▶ **Exercise task**
Pull every line of the entries that has the word "Assign".
----------
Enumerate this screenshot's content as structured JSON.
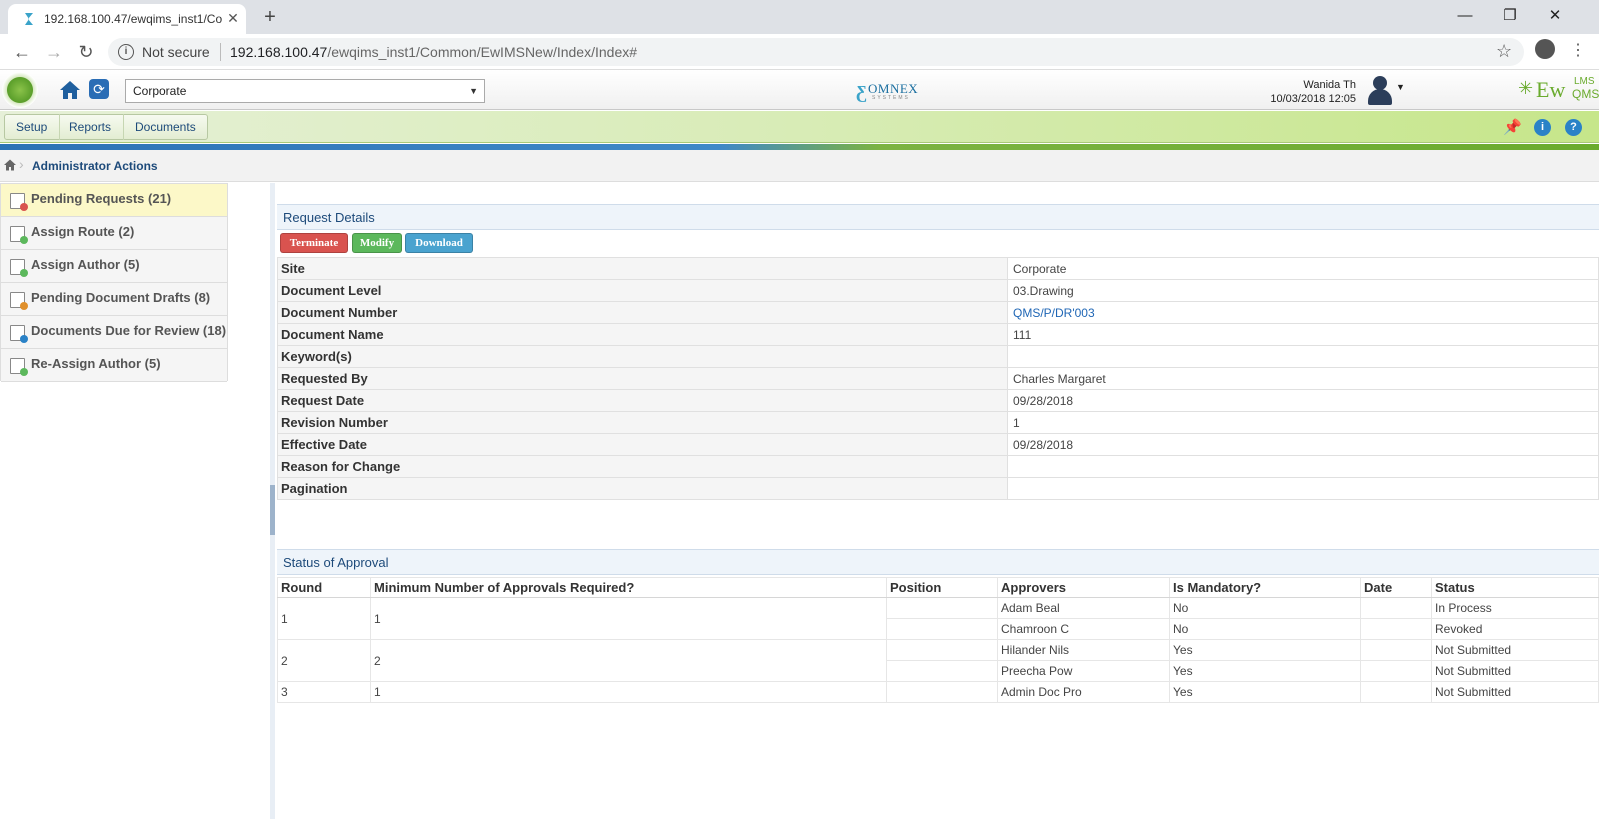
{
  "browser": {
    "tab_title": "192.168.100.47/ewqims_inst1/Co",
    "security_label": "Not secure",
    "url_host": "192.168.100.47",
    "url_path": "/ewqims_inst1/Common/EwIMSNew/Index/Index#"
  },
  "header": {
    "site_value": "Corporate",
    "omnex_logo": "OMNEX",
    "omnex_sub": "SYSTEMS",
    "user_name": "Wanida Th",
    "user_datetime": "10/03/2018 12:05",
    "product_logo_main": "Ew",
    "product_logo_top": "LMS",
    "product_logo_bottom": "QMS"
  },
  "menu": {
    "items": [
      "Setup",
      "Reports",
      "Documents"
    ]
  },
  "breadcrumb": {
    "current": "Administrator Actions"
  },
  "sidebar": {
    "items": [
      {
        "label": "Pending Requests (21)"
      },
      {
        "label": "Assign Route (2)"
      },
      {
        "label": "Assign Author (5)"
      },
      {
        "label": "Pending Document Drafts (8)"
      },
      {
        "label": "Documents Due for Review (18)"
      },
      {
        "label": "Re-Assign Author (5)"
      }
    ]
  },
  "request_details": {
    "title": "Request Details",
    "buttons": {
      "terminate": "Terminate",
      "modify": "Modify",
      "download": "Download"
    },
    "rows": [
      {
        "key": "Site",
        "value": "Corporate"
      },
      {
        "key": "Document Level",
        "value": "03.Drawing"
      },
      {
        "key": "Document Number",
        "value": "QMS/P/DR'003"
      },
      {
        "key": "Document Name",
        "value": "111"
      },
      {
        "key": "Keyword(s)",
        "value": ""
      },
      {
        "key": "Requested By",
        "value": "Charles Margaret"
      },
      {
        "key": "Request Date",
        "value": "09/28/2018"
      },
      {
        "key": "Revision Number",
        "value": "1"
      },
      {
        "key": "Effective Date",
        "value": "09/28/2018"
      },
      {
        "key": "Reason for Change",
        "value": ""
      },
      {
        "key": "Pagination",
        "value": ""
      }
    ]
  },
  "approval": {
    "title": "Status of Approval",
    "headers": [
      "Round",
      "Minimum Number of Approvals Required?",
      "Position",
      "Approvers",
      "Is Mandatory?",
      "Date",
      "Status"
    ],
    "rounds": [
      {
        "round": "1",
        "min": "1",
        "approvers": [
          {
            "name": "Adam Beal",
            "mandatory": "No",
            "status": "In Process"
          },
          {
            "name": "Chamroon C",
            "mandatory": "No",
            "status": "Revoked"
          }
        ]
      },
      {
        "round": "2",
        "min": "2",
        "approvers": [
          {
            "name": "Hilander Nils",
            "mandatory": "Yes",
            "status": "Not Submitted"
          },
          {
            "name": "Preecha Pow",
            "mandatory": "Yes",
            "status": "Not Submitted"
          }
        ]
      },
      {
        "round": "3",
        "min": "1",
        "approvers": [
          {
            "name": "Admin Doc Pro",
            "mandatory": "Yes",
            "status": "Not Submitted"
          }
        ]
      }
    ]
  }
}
----------
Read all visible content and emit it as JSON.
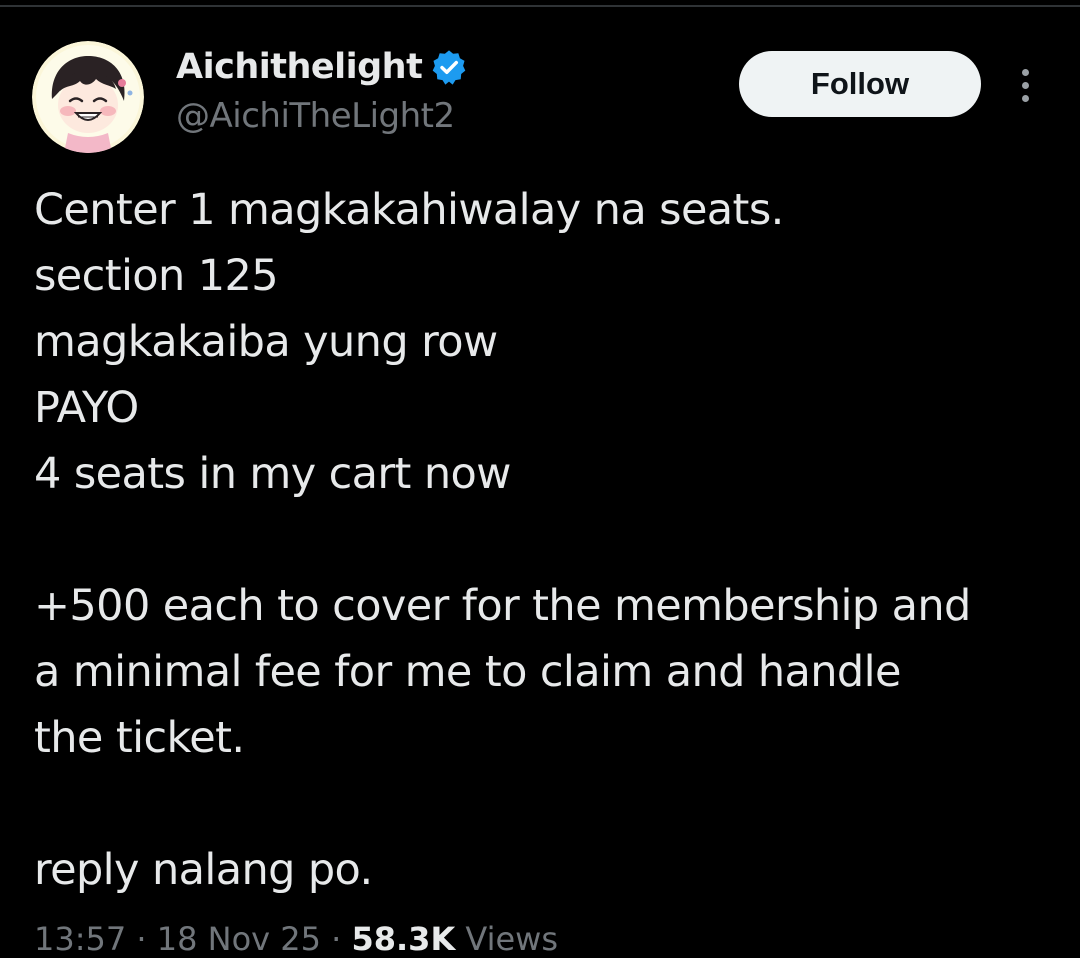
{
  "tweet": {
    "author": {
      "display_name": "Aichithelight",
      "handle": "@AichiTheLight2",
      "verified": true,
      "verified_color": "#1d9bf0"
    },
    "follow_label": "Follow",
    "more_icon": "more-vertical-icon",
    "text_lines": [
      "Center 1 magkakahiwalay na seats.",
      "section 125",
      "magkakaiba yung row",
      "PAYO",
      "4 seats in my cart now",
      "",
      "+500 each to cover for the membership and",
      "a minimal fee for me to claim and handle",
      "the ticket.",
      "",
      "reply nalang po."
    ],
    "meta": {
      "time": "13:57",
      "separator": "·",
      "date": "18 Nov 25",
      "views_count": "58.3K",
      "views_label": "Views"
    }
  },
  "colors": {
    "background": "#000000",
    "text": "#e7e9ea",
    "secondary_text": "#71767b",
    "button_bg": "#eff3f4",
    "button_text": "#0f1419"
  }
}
----------
▶ **Full solution**
        "label": "Assign Route (2)"
        "label": "Assign Author (5)"
        "label": "Re-Assign Author (5)"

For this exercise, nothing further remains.